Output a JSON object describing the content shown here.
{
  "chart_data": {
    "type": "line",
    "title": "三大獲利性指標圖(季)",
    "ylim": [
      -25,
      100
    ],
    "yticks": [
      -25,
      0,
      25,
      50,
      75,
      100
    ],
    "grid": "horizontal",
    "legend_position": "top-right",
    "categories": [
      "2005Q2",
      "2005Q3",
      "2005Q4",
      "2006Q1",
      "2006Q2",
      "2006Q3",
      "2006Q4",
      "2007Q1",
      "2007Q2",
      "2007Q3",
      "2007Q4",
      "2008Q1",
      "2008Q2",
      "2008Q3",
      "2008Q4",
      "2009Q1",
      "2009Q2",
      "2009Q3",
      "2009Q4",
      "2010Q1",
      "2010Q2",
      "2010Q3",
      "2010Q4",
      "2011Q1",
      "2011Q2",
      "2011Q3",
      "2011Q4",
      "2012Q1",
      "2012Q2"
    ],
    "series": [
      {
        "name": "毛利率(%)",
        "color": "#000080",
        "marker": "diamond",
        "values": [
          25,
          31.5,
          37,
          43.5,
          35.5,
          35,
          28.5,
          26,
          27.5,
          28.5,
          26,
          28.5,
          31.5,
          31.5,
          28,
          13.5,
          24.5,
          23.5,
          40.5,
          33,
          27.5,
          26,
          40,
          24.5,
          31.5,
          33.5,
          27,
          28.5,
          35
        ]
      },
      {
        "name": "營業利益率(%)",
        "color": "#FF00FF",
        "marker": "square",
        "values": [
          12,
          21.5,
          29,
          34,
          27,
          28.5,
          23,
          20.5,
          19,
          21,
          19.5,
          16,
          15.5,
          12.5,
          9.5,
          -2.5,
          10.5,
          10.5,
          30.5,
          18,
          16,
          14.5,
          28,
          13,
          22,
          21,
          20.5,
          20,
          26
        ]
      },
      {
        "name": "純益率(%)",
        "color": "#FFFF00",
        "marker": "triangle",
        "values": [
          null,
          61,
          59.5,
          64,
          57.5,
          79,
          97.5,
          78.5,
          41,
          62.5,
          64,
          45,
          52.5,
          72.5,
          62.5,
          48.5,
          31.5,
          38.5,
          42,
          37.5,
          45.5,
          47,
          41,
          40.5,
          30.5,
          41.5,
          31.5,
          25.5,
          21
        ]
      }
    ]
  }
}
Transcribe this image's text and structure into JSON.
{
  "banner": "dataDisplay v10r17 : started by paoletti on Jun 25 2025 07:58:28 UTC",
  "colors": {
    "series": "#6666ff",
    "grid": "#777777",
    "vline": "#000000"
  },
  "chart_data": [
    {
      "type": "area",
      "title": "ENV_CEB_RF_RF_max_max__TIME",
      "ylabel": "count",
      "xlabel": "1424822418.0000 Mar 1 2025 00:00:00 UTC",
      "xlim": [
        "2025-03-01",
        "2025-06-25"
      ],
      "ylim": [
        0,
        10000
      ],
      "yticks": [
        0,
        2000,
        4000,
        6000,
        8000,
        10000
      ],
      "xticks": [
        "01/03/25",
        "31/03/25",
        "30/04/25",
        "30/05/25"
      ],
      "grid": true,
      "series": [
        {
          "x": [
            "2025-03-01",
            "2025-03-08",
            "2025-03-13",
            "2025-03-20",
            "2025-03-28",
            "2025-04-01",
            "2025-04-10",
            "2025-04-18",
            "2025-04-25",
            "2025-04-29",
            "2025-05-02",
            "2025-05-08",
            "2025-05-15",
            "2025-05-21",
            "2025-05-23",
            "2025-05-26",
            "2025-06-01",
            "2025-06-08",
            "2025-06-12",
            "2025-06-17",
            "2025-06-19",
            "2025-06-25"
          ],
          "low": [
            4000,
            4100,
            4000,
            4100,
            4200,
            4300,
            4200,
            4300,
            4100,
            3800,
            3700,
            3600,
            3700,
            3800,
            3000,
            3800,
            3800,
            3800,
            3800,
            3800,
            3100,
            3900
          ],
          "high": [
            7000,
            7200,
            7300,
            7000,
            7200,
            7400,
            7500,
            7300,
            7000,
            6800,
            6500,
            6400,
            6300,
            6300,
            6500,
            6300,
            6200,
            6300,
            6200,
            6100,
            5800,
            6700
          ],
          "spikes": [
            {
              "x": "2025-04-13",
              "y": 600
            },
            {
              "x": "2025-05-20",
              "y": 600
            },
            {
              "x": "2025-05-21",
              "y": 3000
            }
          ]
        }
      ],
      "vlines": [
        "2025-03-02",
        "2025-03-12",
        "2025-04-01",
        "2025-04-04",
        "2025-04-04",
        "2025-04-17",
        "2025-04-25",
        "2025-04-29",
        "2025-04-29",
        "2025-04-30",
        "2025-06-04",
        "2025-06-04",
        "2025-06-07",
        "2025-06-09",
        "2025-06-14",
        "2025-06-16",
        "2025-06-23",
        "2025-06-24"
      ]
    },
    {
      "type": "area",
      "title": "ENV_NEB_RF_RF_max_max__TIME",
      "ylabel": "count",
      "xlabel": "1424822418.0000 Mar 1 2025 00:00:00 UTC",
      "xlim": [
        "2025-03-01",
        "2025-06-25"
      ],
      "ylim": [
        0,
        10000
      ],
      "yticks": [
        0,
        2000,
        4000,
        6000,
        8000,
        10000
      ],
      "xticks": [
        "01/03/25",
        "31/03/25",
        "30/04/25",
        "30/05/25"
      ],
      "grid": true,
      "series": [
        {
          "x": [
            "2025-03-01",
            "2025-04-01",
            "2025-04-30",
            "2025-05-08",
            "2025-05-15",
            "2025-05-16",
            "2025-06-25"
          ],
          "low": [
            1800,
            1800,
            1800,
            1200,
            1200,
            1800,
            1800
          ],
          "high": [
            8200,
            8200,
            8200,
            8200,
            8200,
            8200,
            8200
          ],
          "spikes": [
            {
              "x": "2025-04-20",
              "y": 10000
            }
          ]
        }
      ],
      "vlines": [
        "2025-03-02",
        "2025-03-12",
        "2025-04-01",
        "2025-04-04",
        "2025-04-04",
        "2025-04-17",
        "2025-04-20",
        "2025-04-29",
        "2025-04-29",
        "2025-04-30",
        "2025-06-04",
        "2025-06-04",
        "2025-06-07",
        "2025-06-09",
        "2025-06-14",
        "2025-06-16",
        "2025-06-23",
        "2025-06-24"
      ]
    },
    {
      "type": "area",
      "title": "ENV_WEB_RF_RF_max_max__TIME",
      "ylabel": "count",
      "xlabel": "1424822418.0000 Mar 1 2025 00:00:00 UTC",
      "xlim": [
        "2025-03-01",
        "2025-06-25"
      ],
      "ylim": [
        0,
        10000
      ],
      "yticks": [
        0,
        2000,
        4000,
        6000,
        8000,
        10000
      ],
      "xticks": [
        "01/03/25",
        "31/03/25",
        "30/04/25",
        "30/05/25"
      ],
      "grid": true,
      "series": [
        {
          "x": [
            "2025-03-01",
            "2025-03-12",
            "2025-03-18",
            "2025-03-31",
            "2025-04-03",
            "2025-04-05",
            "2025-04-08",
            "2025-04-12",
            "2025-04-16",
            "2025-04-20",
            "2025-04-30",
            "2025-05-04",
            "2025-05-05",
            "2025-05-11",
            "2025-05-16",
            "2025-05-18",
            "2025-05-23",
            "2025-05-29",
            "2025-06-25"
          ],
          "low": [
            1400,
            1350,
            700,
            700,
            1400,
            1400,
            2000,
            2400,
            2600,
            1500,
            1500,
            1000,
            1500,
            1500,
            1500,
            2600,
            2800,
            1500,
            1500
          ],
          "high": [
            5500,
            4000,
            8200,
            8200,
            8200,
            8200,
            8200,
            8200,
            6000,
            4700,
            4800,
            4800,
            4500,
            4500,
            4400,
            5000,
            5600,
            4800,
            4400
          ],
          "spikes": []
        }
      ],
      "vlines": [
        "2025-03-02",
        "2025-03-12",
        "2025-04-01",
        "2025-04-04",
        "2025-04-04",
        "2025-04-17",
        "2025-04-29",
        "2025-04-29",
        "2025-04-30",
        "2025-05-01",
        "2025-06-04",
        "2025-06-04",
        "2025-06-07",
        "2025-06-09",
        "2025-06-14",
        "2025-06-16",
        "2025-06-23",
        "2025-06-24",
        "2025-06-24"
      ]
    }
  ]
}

▸ What you should do
Gather each line from the entries above that includes the word "marker".

▸ Task result
        "marker": "diamond",
        "marker": "square",
        "marker": "triangle",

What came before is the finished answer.